_To be done_: Scan the data below for the string "text". Copy every line where it appears.

_Given data_:

--- Start ---

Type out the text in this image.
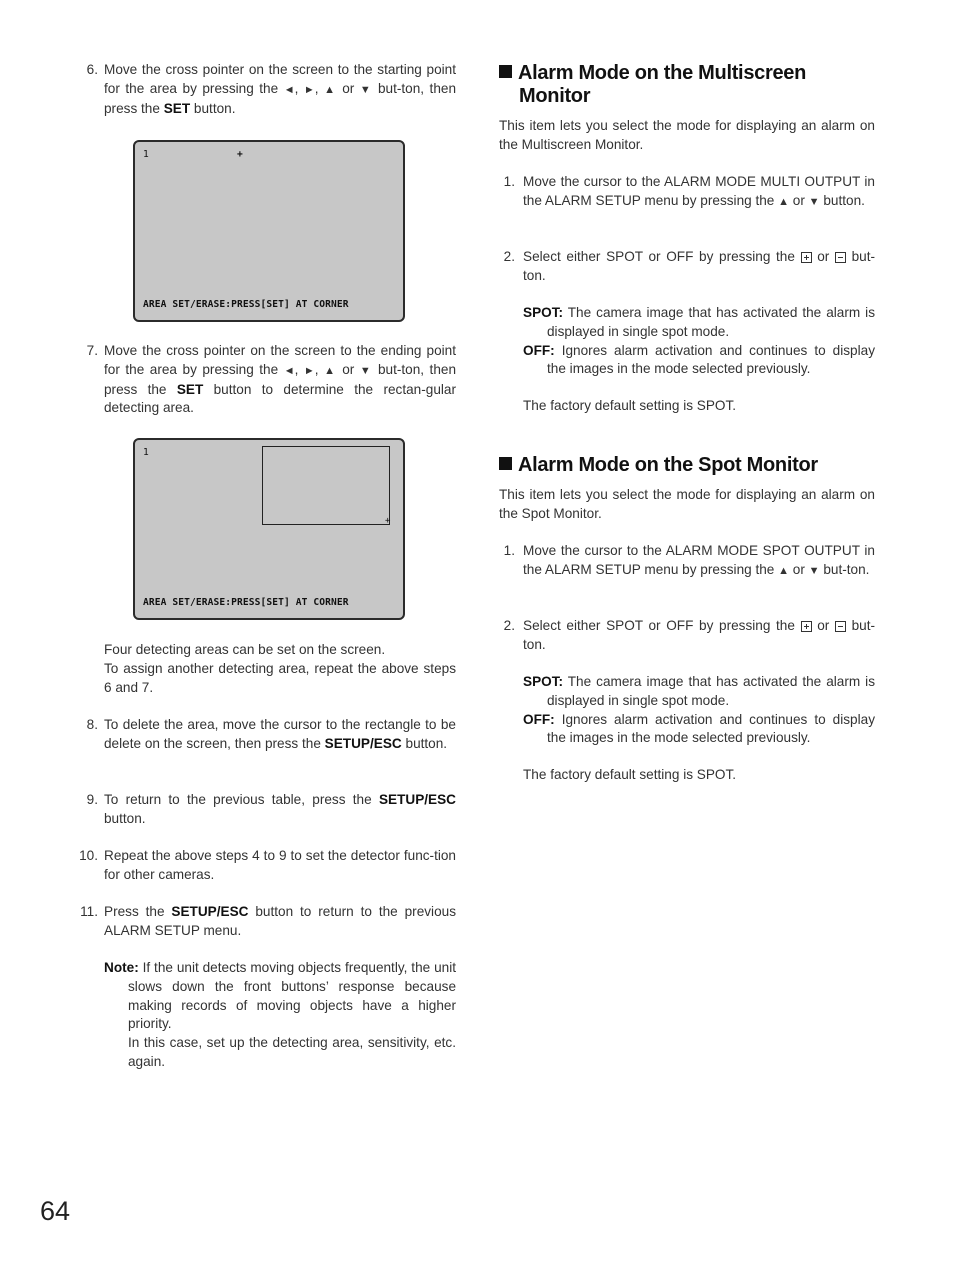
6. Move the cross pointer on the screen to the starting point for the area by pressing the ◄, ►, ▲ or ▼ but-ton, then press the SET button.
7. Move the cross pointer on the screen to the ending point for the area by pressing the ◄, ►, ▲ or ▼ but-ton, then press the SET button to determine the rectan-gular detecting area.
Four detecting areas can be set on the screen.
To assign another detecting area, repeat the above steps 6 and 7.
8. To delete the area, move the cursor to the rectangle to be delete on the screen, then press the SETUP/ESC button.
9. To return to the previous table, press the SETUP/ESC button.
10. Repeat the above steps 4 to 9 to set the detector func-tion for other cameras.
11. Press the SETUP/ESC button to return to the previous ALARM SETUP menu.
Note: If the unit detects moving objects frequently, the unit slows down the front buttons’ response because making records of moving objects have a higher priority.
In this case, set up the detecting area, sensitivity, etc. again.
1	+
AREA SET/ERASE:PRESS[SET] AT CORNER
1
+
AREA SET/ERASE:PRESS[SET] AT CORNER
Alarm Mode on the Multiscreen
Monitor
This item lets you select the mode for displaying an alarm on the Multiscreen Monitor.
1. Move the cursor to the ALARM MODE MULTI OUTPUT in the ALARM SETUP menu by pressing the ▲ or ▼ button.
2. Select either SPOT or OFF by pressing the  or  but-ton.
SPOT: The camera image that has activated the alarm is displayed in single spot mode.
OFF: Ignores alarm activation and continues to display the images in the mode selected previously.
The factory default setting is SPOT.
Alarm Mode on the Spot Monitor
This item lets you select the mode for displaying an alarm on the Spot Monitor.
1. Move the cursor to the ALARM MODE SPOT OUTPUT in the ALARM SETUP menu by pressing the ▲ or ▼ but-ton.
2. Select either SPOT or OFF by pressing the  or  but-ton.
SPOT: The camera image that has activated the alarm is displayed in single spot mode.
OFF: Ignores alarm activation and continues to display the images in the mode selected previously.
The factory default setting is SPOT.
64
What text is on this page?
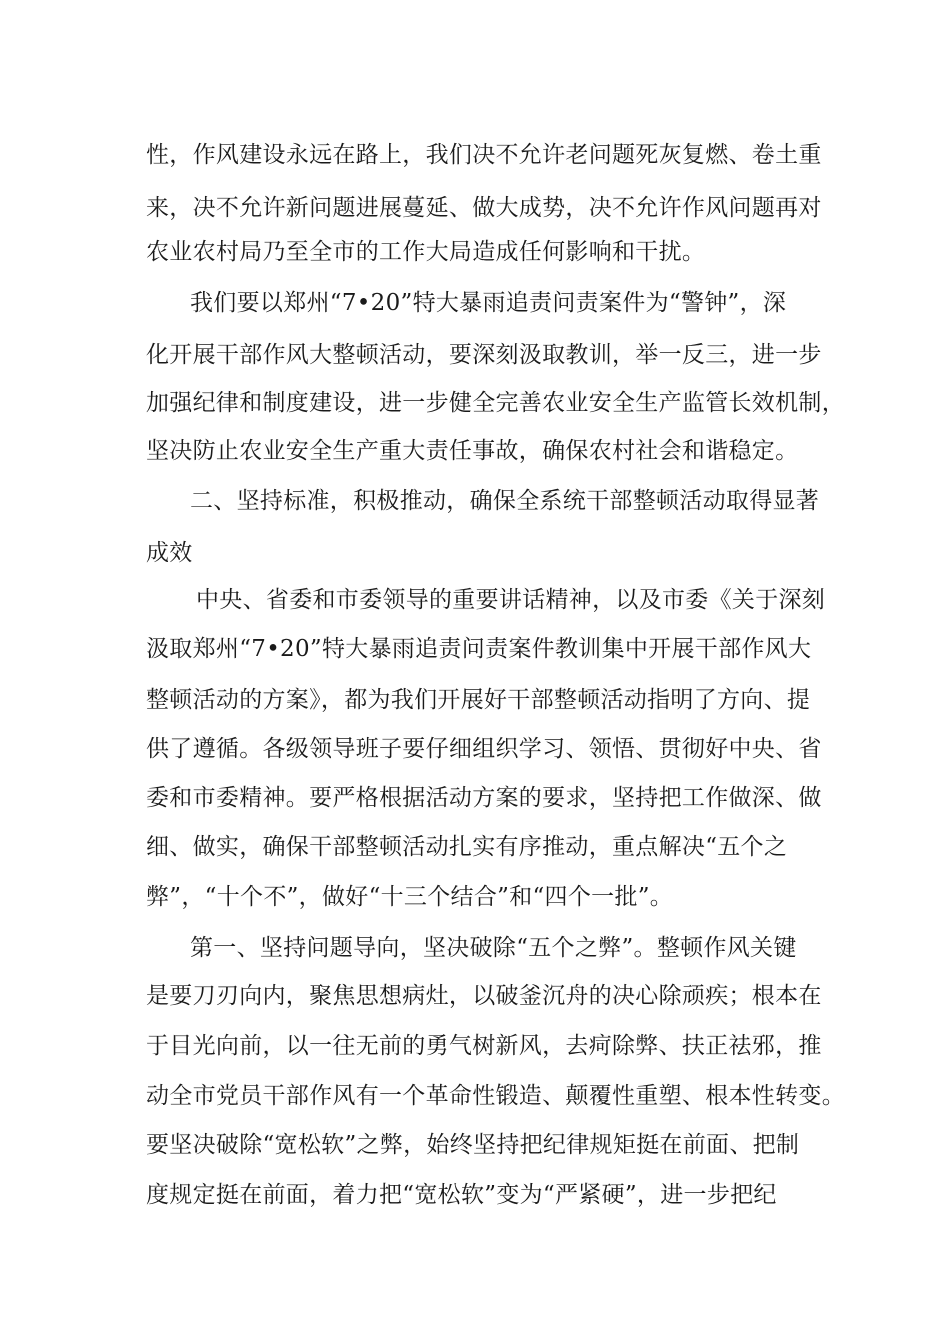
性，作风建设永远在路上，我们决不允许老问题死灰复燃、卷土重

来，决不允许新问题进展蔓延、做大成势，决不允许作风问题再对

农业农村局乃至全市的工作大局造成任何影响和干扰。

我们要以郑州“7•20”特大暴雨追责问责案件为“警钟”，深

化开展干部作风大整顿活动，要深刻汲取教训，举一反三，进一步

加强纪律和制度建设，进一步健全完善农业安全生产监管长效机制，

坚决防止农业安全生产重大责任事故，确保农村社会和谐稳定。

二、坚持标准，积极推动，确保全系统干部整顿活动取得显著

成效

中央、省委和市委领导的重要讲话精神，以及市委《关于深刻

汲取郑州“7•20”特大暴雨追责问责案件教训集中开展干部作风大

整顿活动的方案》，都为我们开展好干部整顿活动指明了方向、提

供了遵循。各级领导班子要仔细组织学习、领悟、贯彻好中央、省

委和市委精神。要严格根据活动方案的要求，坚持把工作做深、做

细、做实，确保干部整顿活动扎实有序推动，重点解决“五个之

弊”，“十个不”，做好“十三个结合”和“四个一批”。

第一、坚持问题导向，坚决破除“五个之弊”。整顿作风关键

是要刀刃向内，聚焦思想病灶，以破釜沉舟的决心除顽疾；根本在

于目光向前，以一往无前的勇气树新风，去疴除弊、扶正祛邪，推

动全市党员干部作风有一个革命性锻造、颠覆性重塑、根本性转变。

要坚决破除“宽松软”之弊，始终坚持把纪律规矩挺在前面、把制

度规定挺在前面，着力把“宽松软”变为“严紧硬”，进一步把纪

--- End ---
--- Start ---

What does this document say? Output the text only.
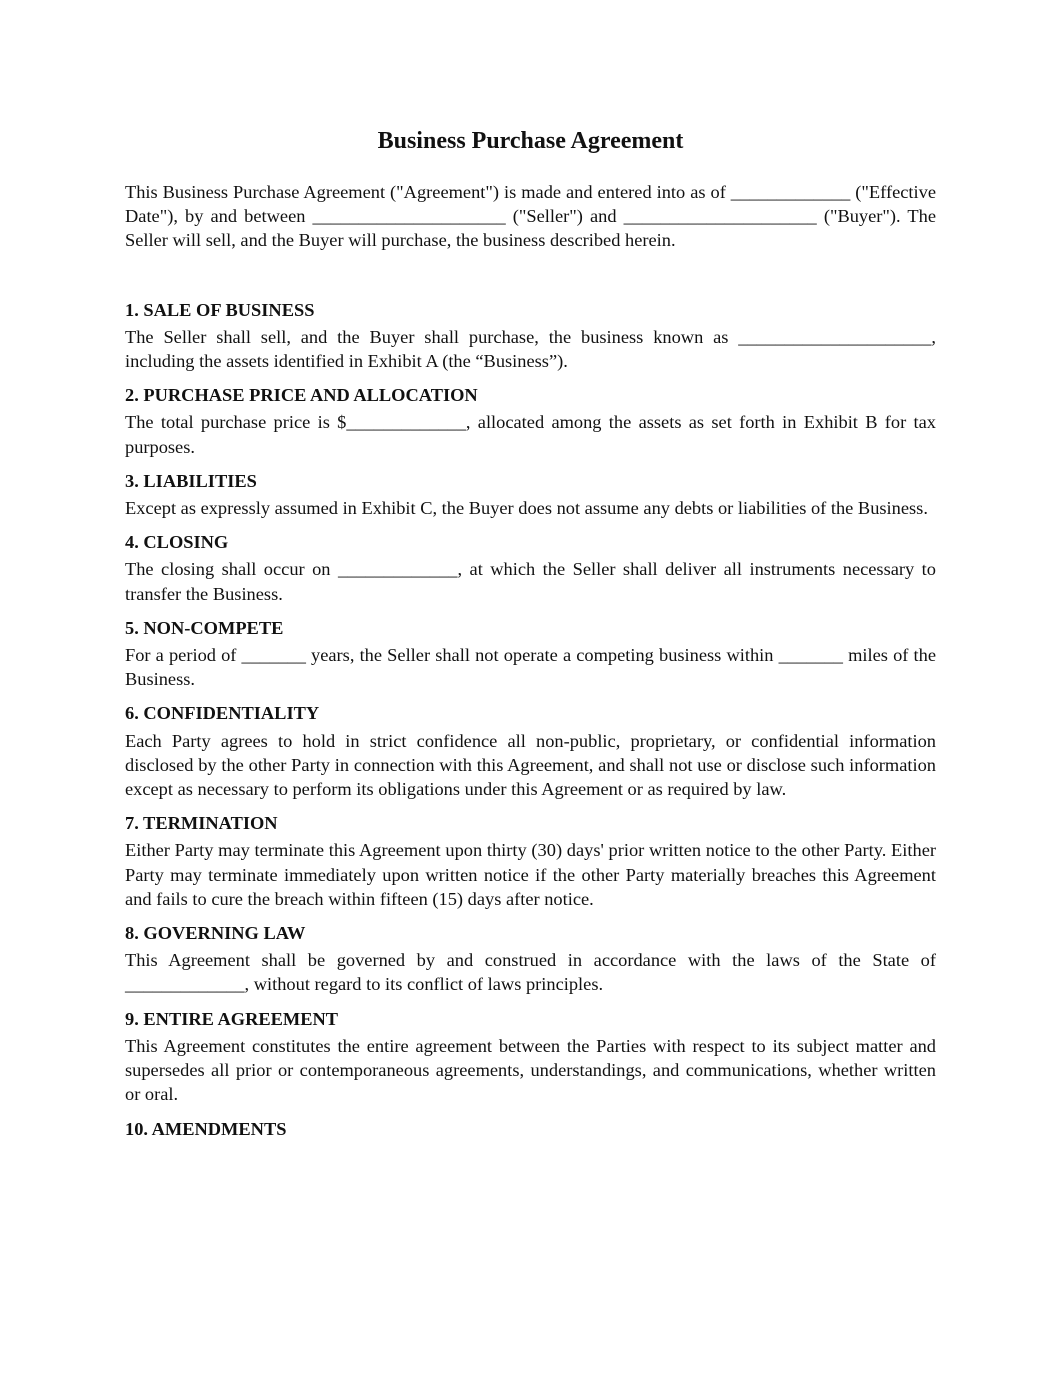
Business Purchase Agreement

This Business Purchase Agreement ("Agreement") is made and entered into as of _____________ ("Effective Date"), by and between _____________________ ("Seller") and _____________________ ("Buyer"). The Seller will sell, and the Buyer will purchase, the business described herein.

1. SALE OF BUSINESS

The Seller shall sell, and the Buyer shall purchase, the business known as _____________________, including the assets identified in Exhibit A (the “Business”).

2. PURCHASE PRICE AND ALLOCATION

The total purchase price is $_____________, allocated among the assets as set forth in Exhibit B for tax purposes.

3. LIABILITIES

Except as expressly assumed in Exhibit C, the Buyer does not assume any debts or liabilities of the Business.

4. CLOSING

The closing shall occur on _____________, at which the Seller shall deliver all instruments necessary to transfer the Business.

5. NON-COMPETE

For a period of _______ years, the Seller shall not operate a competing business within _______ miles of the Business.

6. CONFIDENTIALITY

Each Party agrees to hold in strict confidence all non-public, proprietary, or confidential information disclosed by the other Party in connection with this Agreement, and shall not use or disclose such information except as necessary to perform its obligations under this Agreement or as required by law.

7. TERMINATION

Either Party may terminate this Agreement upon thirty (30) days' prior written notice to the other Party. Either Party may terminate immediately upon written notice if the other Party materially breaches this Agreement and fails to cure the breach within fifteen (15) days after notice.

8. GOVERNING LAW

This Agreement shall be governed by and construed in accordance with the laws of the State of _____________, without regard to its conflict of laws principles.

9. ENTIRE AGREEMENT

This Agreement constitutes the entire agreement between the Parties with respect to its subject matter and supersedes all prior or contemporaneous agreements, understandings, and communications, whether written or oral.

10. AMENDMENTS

--- End ---
--- Start ---

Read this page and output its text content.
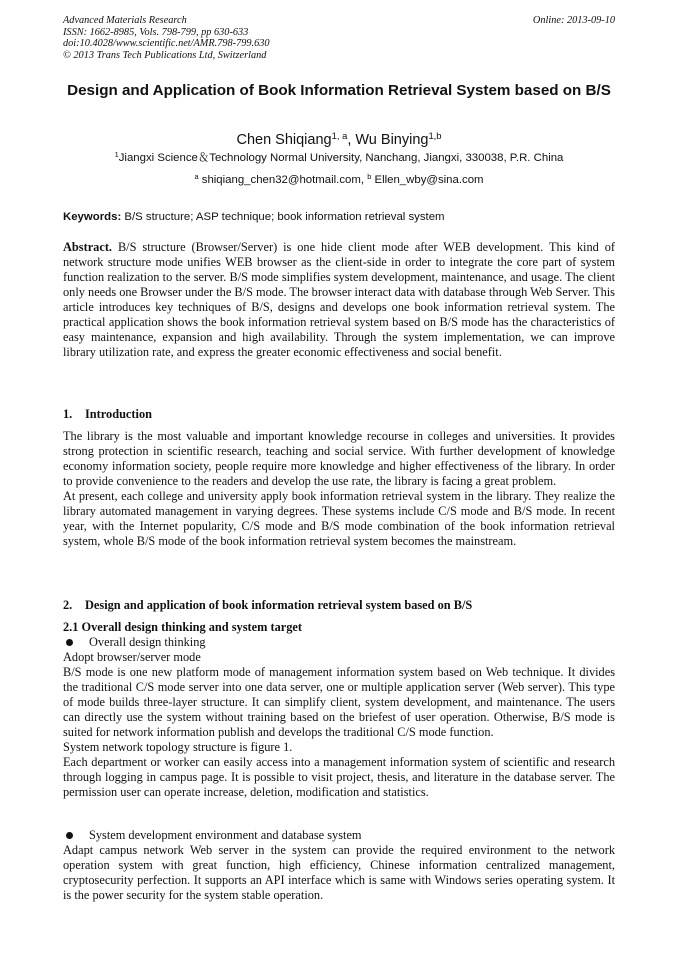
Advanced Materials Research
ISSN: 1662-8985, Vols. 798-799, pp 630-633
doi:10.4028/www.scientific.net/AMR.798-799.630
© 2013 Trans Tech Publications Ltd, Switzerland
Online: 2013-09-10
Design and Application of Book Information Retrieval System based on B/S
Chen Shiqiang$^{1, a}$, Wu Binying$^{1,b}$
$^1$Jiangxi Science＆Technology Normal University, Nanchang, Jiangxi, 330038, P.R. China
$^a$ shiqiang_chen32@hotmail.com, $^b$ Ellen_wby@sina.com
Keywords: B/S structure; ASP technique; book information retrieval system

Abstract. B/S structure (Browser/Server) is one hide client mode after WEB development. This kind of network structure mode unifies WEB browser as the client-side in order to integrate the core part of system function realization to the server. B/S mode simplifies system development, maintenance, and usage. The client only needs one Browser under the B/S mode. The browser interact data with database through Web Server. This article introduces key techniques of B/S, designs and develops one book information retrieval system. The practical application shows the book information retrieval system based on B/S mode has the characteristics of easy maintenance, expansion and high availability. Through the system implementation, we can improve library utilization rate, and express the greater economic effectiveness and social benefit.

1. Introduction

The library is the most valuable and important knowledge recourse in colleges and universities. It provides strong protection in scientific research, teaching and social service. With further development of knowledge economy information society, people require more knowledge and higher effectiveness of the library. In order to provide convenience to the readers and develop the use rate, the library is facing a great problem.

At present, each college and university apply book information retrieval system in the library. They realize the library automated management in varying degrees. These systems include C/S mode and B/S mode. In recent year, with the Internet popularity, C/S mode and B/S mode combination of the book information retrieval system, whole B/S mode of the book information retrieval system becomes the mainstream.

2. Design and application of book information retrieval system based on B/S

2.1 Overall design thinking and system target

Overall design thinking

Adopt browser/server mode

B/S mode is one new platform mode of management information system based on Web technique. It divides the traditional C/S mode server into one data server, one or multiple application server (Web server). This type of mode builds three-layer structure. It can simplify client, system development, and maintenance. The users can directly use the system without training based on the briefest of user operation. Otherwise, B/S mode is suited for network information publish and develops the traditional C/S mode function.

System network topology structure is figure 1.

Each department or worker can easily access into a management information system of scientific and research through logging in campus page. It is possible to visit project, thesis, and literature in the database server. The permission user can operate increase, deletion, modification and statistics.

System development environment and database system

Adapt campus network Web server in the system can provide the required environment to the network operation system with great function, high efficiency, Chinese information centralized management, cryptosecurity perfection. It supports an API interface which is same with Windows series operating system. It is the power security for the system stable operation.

--- End ---

_Written answer_:
Type out the text in this image.
What text is on this page?
What does this document say? Output the text only.
Read this page and output its text content.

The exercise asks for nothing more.